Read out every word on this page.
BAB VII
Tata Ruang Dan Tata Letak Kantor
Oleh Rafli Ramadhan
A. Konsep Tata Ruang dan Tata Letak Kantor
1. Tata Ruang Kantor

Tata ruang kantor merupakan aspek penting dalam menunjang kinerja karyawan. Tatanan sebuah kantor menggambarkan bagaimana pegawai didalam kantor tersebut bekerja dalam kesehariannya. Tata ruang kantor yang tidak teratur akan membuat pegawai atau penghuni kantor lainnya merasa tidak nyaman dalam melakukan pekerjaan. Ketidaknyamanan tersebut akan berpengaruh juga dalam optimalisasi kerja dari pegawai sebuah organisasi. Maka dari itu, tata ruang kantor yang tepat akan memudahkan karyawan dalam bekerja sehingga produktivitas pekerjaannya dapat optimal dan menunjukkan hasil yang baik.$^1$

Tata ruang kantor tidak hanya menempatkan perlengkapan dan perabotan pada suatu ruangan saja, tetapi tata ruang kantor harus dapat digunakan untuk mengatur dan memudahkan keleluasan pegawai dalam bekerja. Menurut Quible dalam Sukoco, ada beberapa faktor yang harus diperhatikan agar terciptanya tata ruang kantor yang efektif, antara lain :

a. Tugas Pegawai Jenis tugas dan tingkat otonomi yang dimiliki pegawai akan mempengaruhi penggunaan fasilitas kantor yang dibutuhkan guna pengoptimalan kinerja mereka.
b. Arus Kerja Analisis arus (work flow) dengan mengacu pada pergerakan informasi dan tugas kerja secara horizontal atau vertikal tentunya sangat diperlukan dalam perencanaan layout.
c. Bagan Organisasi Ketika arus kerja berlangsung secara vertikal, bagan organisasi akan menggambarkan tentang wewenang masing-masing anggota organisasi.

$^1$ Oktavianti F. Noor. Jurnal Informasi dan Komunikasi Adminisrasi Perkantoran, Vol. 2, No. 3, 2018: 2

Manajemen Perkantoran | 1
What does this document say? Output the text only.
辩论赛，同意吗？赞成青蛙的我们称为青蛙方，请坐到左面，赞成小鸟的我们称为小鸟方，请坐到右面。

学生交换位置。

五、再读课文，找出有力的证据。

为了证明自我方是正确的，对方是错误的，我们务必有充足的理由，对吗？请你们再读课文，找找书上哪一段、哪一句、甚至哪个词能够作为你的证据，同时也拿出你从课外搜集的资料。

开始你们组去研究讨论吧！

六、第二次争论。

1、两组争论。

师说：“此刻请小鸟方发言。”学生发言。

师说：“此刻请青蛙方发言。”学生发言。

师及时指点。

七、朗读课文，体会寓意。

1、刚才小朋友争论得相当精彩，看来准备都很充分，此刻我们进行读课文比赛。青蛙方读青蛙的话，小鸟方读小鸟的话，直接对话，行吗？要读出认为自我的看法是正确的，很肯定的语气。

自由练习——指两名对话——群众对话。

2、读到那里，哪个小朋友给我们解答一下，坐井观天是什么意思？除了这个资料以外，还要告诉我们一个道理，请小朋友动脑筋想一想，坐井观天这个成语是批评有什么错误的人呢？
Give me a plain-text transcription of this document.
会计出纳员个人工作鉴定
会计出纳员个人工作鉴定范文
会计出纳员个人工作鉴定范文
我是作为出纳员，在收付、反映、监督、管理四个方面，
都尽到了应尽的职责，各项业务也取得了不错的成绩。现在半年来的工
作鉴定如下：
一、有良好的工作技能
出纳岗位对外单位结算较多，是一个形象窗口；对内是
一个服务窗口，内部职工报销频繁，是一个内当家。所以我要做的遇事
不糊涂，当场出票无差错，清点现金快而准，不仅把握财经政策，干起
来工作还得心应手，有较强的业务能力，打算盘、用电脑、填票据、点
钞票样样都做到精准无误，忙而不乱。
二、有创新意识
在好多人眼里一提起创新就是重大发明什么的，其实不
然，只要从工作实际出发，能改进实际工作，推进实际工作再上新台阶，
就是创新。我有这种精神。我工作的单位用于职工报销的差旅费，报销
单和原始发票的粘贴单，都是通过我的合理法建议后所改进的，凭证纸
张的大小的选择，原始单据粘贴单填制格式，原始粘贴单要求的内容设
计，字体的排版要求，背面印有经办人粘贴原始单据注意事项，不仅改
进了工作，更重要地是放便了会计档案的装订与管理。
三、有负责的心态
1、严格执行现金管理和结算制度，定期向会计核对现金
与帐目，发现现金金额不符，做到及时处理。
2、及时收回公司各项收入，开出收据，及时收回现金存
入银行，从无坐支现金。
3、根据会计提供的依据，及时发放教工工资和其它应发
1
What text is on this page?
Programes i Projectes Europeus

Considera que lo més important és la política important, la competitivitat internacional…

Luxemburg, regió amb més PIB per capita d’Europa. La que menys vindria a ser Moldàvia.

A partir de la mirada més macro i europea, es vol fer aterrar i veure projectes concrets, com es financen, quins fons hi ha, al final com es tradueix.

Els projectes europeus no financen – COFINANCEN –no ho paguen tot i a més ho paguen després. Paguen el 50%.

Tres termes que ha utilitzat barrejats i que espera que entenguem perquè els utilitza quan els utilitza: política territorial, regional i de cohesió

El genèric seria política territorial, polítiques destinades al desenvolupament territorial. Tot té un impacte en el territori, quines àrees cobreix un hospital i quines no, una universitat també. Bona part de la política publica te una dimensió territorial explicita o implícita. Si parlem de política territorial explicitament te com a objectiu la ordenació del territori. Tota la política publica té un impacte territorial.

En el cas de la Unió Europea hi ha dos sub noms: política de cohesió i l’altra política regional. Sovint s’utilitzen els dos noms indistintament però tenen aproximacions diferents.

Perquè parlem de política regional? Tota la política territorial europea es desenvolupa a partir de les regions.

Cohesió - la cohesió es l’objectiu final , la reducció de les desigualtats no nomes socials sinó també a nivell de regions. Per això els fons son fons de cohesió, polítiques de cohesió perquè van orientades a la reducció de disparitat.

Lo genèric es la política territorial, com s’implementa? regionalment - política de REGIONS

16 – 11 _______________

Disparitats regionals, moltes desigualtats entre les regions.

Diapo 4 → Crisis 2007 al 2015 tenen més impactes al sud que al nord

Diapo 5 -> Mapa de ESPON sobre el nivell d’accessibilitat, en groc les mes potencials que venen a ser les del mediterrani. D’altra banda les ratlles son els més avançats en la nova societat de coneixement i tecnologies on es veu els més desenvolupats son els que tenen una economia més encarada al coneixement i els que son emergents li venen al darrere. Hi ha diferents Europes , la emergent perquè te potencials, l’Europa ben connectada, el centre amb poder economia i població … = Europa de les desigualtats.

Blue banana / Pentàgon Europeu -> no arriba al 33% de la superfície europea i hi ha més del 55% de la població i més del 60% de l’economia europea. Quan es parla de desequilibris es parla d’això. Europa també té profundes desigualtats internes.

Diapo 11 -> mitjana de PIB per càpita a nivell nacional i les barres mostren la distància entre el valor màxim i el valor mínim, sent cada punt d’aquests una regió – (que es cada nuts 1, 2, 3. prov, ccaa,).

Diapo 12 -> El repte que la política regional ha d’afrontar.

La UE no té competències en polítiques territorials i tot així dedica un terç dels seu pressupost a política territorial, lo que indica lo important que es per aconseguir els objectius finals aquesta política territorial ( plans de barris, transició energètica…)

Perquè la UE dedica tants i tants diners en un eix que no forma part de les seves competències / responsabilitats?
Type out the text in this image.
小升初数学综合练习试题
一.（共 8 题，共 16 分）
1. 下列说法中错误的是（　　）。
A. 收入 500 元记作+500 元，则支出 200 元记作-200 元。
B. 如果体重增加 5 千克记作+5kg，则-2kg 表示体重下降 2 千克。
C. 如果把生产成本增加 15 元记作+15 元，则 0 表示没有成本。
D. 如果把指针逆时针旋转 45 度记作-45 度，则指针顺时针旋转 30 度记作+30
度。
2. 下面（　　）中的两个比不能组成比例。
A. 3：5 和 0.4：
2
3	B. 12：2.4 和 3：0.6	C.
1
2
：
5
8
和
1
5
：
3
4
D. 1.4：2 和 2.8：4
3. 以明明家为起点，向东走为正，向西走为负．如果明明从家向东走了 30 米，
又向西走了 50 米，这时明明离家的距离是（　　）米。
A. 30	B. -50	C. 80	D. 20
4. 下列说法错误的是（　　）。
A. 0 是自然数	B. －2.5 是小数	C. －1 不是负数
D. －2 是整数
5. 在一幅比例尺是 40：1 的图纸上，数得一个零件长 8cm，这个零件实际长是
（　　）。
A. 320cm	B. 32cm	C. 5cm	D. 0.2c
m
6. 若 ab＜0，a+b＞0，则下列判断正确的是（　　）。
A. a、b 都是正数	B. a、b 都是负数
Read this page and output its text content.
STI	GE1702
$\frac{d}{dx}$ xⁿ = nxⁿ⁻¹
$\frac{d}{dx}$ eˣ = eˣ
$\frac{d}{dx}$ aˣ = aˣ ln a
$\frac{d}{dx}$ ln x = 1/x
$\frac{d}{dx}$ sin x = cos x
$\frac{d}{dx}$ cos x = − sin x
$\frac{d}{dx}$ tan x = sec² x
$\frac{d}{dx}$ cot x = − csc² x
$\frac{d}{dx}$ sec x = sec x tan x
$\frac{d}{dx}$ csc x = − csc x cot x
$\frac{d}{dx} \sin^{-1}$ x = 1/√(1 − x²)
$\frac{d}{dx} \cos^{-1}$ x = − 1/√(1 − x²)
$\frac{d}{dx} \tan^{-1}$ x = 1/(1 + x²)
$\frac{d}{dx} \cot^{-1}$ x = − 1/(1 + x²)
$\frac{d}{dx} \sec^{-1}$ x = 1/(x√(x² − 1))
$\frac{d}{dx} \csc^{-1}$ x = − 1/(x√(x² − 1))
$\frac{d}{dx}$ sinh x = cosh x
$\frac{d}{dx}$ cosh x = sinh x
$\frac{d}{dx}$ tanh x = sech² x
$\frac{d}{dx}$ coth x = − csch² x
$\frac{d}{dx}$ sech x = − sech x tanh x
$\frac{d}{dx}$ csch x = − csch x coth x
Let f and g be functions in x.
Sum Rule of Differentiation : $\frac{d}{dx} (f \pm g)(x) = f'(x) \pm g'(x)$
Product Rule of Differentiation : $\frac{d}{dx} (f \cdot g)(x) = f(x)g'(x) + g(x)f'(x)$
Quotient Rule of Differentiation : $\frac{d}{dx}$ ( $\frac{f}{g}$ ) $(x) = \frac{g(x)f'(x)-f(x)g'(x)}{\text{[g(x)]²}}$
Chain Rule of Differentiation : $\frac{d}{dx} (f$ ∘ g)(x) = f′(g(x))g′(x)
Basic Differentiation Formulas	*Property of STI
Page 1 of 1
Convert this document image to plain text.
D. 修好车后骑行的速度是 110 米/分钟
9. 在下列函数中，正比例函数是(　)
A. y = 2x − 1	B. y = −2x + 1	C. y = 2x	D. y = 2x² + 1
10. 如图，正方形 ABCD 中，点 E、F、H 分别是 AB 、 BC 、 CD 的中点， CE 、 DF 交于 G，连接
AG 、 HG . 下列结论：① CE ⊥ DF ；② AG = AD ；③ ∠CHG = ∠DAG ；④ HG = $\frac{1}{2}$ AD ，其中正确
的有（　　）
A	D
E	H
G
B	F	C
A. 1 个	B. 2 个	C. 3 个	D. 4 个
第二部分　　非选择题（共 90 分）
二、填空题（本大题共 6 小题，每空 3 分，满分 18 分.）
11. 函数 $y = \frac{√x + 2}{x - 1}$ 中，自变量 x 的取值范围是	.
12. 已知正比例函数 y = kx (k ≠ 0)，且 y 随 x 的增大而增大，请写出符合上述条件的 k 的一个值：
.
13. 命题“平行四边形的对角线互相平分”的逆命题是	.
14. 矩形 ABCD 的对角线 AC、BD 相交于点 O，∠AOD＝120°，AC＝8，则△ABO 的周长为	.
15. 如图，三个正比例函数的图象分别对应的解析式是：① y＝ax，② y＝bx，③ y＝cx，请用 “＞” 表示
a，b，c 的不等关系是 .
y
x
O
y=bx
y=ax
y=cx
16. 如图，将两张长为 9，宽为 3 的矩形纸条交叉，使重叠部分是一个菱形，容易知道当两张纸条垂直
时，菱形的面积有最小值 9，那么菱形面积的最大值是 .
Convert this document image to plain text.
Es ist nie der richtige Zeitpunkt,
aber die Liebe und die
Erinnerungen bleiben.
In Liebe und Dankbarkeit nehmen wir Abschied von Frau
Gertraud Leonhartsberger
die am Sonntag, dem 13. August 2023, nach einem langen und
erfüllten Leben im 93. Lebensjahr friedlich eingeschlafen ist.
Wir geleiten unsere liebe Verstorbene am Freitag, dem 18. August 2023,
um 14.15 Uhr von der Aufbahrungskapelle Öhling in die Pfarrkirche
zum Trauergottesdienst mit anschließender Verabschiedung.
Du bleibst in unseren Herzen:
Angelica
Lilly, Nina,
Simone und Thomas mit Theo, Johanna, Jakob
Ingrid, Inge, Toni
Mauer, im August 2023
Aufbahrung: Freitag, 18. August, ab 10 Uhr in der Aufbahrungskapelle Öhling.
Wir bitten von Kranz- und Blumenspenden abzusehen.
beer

→ **YOUR TASK**: Where a line in the material contains "també", copy that line.

→ **REPLY**:
El genèric seria política territorial, polítiques destinades al desenvolupament territorial. Tot té un impacte en el territori, quines àrees cobreix un hospital i quines no, una universitat també. Bona part de la política publica te una dimensió territorial explicita o implícita. Si parlem de política territorial explicitament te com a objectiu la ordenació del territori. Tota la política publica té un impacte territorial.
Cohesió - la cohesió es l’objectiu final , la reducció de les desigualtats no nomes socials sinó també a nivell de regions. Per això els fons son fons de cohesió, polítiques de cohesió perquè van orientades a la reducció de disparitat.
Blue banana / Pentàgon Europeu -> no arriba al 33% de la superfície europea i hi ha més del 55% de la població i més del 60% de l’economia europea. Quan es parla de desequilibris es parla d’això. Europa també té profundes desigualtats internes.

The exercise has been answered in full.